Collect each line containing "Applications".

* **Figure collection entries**

::::::::::

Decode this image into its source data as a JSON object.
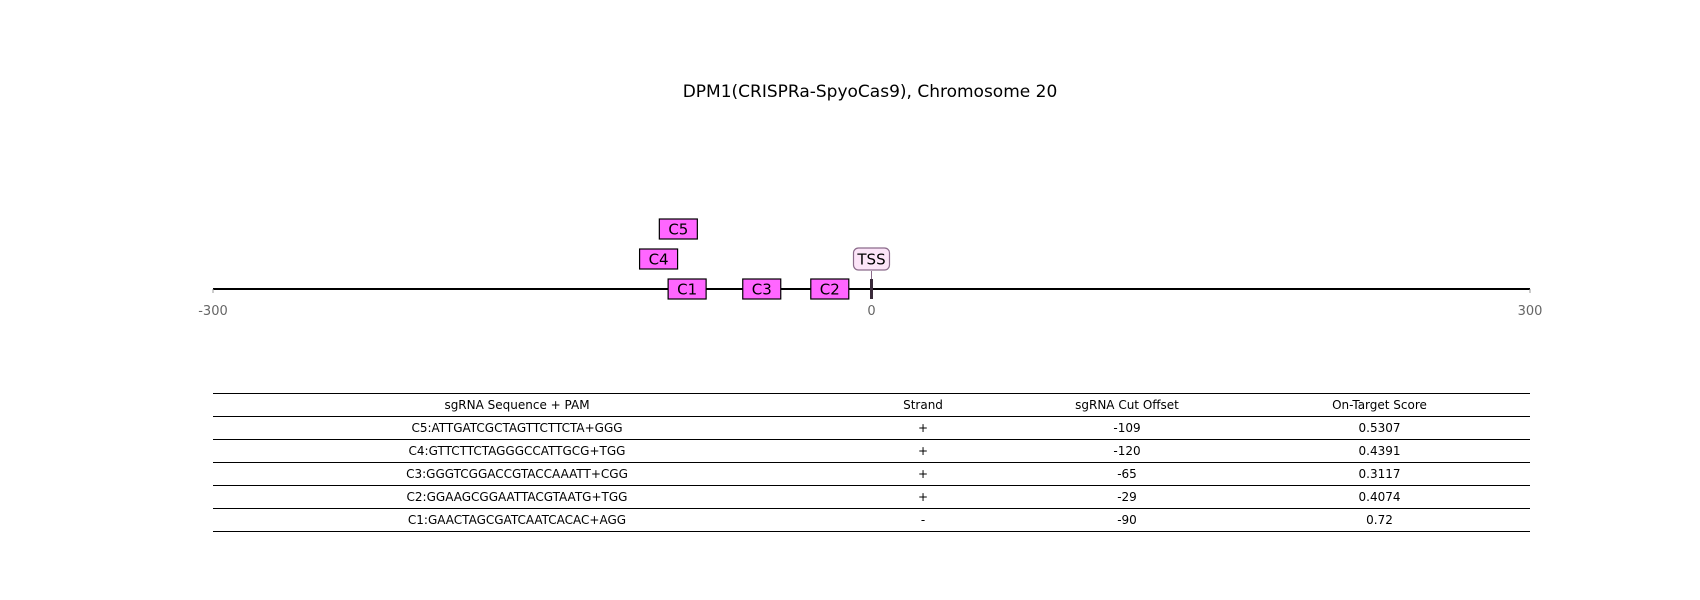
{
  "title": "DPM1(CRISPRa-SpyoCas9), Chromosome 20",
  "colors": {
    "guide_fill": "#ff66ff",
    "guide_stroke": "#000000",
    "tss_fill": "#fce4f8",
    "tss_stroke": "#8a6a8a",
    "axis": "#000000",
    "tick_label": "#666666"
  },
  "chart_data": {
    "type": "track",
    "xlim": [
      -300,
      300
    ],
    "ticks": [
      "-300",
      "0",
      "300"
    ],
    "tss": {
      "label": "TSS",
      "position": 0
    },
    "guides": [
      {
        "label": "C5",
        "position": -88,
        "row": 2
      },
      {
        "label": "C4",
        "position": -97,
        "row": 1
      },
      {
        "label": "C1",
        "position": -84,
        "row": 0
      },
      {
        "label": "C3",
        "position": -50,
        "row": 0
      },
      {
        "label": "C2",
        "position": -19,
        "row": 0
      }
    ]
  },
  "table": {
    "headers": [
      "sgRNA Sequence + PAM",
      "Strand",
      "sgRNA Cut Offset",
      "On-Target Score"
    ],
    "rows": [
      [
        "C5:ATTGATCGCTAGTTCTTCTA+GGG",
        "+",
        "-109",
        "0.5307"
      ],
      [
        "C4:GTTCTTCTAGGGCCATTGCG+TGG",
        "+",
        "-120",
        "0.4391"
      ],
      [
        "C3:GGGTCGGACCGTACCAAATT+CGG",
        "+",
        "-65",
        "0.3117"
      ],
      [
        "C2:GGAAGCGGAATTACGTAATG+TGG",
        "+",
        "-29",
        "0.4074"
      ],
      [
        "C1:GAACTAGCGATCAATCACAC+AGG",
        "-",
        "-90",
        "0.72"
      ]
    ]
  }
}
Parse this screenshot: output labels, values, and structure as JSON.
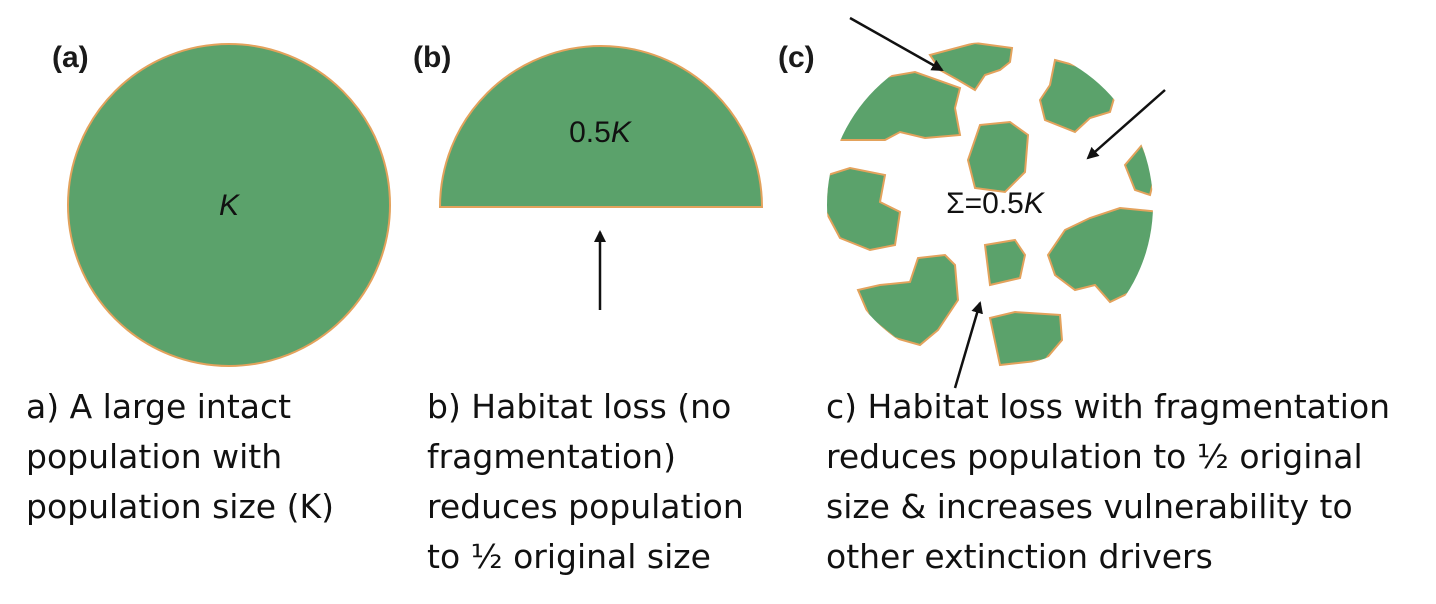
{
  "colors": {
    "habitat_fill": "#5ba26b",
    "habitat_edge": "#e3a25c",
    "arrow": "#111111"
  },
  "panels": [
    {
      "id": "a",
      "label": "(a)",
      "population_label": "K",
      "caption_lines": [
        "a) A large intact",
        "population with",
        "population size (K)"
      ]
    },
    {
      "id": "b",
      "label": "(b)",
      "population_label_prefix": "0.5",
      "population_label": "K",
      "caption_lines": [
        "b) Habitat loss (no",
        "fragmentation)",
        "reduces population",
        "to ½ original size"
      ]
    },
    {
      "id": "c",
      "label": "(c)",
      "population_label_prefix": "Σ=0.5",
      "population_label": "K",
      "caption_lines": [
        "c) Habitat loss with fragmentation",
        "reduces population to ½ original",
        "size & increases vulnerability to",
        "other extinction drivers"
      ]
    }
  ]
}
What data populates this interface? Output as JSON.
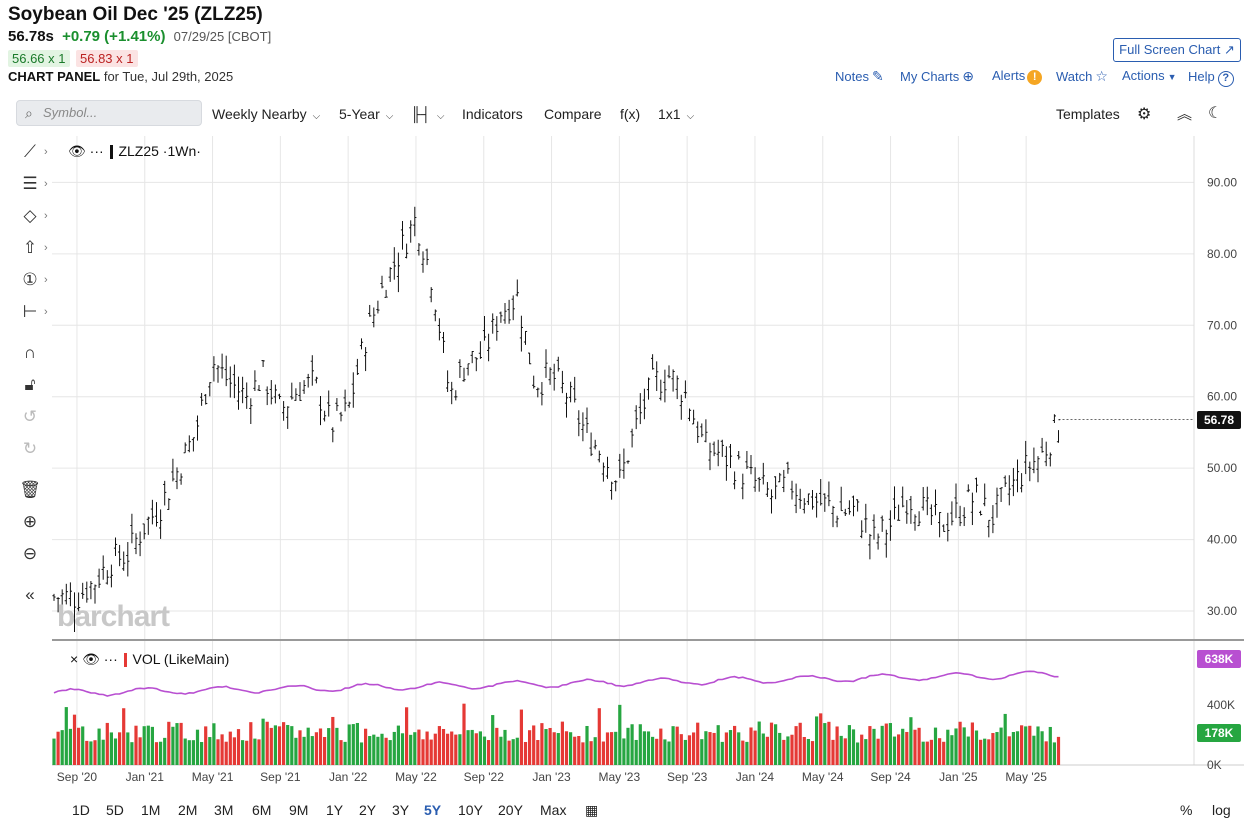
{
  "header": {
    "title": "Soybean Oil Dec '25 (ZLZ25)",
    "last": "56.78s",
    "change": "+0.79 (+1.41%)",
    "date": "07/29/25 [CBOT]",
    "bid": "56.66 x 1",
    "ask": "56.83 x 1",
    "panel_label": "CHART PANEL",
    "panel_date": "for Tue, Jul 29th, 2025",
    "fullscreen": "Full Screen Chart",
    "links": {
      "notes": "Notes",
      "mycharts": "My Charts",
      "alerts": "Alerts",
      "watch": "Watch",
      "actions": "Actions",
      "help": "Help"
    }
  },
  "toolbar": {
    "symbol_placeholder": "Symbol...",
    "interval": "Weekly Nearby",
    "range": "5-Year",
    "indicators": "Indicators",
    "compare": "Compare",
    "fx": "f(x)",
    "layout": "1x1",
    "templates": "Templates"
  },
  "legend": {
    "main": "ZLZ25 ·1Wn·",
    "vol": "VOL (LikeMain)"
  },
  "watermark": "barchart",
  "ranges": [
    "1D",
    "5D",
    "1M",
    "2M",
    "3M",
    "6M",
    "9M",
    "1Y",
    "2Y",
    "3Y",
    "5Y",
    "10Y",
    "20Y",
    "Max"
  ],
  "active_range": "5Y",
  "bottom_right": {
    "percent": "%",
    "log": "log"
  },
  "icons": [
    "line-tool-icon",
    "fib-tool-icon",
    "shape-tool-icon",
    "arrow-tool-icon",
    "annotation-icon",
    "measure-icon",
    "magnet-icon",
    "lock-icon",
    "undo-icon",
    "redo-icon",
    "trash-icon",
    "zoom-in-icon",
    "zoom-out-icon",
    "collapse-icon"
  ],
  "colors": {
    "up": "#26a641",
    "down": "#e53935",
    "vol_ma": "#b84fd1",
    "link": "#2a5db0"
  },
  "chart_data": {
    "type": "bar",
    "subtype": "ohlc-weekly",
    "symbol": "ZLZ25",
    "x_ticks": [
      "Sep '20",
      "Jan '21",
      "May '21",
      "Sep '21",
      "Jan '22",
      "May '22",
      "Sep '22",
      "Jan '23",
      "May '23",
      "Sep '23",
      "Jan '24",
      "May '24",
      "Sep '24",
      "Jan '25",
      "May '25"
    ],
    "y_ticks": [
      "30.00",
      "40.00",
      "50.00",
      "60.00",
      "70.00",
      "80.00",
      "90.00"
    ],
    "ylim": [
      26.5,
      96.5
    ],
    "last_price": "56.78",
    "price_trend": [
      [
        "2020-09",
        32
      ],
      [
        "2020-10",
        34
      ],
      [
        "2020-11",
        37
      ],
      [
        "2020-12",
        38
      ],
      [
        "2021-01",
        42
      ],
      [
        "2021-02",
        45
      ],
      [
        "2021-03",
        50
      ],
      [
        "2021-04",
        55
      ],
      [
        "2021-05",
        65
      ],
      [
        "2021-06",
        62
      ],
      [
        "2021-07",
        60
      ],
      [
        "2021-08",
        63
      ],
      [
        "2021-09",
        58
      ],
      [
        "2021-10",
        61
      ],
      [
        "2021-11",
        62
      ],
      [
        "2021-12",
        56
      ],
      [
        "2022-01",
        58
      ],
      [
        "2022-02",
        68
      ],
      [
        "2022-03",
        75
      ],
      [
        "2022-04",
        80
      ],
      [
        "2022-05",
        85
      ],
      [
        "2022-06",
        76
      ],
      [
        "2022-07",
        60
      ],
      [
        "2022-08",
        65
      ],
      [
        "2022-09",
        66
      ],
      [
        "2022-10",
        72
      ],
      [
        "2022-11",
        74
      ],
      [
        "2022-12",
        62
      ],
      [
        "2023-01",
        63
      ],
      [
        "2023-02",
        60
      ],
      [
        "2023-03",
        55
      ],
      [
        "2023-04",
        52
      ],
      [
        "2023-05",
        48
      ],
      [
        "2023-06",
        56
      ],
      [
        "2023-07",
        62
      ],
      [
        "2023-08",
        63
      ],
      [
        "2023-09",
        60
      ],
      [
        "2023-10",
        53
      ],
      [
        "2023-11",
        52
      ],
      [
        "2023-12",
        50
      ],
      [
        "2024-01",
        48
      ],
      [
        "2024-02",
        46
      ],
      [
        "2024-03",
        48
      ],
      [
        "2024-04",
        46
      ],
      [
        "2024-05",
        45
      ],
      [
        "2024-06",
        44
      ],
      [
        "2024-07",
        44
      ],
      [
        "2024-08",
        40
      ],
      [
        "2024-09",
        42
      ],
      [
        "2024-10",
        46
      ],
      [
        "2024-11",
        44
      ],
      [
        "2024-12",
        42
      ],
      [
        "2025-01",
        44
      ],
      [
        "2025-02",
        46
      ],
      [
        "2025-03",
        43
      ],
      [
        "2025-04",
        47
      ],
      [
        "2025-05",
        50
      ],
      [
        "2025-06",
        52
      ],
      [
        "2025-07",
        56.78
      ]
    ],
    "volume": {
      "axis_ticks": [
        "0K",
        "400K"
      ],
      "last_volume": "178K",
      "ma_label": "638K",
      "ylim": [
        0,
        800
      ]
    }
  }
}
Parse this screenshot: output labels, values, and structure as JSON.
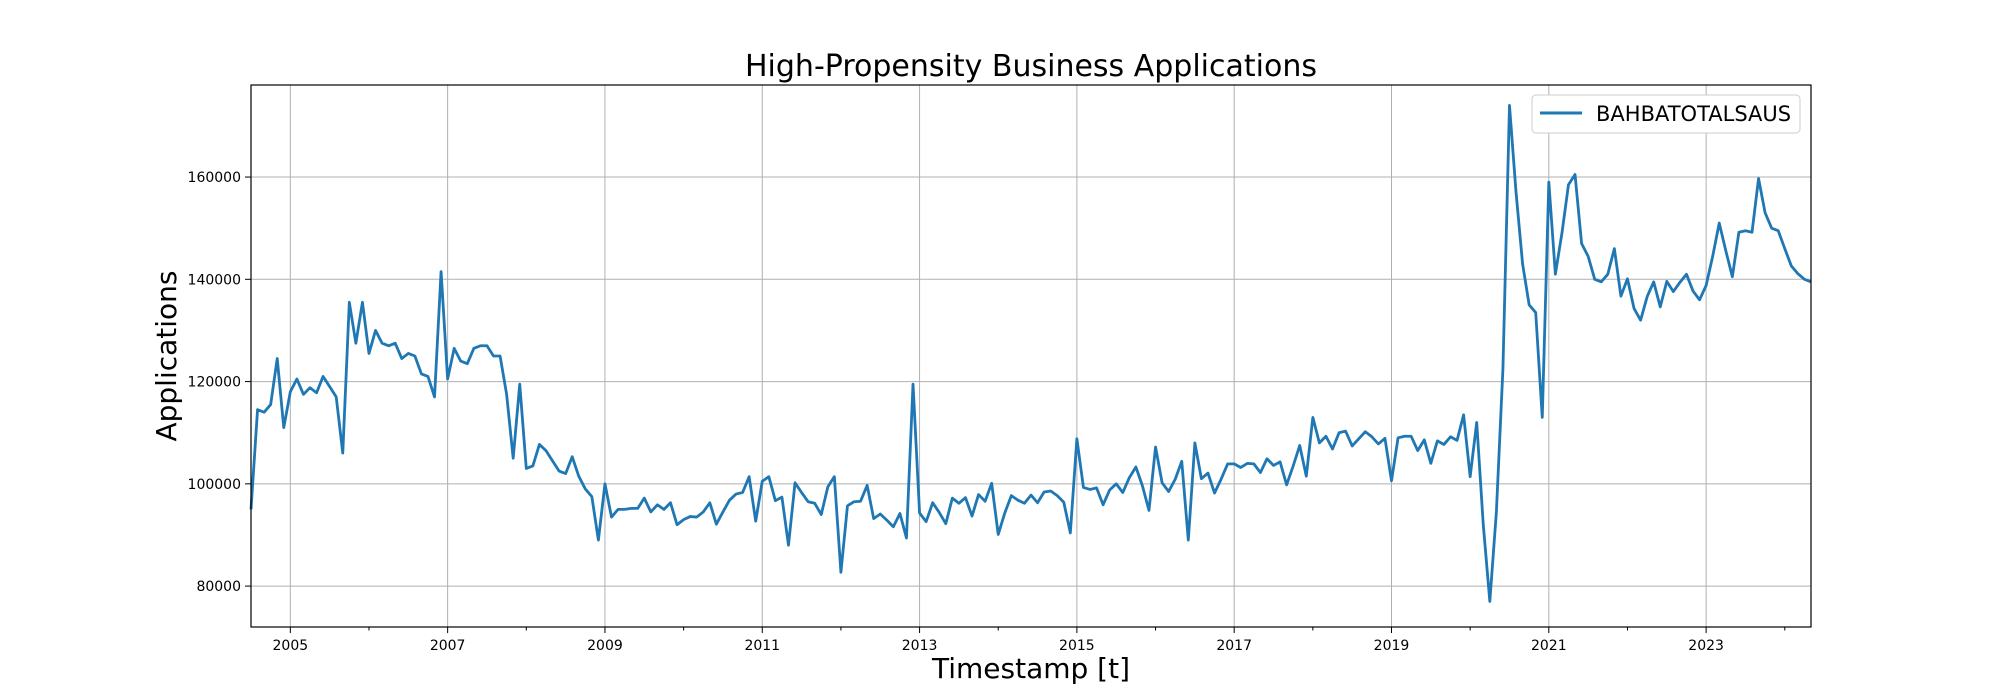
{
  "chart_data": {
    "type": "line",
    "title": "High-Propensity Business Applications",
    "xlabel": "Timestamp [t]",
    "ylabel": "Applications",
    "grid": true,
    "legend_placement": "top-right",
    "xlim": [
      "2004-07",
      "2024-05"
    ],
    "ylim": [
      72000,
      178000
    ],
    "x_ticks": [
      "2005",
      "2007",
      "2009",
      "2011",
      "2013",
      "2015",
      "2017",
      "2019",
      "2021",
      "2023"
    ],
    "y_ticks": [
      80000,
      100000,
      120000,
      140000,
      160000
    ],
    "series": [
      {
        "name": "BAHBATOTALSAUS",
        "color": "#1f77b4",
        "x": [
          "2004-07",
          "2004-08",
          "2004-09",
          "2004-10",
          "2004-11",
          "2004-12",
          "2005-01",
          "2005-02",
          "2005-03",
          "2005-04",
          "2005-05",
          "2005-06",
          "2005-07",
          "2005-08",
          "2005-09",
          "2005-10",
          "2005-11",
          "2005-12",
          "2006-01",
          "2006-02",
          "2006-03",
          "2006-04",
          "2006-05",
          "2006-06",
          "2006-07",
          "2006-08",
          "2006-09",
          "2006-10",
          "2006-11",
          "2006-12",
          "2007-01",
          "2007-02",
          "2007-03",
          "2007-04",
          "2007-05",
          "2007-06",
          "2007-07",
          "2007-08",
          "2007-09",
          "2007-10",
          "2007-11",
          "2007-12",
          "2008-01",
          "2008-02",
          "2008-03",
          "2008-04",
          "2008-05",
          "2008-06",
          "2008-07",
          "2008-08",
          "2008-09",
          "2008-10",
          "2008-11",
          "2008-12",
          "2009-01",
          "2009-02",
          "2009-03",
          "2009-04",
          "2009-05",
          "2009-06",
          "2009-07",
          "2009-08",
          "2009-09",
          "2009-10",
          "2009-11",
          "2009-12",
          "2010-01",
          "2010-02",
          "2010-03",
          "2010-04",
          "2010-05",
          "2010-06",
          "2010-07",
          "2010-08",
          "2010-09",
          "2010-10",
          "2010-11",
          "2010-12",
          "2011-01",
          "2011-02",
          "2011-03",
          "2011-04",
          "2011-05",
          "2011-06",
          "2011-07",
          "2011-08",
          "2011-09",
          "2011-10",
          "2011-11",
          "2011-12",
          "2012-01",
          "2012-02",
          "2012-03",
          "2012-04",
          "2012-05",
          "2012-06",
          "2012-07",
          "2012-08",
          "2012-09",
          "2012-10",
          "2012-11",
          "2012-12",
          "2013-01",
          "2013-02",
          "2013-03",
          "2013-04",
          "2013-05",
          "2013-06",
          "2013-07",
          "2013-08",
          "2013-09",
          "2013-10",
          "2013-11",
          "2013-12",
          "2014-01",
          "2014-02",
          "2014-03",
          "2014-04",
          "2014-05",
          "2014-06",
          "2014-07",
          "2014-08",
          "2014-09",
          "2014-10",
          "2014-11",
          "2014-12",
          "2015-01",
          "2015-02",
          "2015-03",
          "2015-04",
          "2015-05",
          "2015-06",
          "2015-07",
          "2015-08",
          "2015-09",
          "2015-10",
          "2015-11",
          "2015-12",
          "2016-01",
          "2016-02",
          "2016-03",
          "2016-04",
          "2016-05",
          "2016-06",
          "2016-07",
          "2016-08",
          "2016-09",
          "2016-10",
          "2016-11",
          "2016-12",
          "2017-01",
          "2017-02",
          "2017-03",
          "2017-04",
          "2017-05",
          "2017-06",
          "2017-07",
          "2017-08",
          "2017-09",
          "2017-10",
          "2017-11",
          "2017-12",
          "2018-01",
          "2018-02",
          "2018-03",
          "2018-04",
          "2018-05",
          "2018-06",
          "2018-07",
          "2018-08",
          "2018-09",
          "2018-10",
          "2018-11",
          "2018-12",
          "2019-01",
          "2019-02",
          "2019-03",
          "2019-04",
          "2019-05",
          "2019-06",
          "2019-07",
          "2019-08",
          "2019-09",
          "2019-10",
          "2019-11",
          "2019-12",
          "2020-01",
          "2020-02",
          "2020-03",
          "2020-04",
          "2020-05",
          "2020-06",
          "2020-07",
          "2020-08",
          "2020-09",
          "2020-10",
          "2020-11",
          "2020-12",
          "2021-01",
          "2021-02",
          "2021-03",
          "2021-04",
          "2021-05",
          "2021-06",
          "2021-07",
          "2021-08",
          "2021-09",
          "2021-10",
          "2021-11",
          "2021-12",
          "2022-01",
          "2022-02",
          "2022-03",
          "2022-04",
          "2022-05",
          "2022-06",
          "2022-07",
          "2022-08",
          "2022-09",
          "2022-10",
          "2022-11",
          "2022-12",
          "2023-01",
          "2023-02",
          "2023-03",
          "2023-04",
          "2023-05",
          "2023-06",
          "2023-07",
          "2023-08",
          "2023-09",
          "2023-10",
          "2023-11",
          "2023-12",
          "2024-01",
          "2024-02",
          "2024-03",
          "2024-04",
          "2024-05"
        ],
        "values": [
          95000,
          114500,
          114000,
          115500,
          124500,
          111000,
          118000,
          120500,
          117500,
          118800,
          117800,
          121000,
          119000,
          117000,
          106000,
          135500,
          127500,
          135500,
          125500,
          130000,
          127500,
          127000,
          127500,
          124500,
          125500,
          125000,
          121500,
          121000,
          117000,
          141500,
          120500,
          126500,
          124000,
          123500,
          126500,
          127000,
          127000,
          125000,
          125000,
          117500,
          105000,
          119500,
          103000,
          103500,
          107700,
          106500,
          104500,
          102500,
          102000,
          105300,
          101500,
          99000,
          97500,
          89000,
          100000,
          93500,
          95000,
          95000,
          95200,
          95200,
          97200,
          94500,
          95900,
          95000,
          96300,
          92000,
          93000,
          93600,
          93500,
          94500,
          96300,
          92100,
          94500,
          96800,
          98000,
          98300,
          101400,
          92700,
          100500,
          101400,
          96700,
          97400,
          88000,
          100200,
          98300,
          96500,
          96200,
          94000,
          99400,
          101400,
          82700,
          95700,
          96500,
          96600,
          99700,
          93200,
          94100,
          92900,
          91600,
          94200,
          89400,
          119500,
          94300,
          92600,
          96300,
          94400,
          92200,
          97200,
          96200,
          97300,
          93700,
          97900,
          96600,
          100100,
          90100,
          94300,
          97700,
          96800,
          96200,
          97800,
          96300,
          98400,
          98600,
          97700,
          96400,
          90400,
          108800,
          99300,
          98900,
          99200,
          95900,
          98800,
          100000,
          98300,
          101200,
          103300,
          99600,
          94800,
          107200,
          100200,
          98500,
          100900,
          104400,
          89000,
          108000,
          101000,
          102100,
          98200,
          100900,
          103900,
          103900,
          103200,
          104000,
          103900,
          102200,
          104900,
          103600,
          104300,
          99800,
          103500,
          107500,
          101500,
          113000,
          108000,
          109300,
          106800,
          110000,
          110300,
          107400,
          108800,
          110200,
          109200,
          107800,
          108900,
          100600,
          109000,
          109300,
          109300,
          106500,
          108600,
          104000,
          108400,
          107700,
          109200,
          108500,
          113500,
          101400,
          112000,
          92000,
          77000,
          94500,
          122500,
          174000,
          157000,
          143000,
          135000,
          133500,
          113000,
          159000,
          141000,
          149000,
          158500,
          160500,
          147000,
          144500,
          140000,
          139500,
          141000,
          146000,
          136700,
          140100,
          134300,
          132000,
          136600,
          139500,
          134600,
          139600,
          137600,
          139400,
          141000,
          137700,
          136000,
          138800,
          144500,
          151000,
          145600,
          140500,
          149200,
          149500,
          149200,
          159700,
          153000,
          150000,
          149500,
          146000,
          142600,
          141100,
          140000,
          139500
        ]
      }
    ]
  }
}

::::::::::

* **Expected answer**
    "title": "High-Propensity Business Applications",
    "ylabel": "Applications",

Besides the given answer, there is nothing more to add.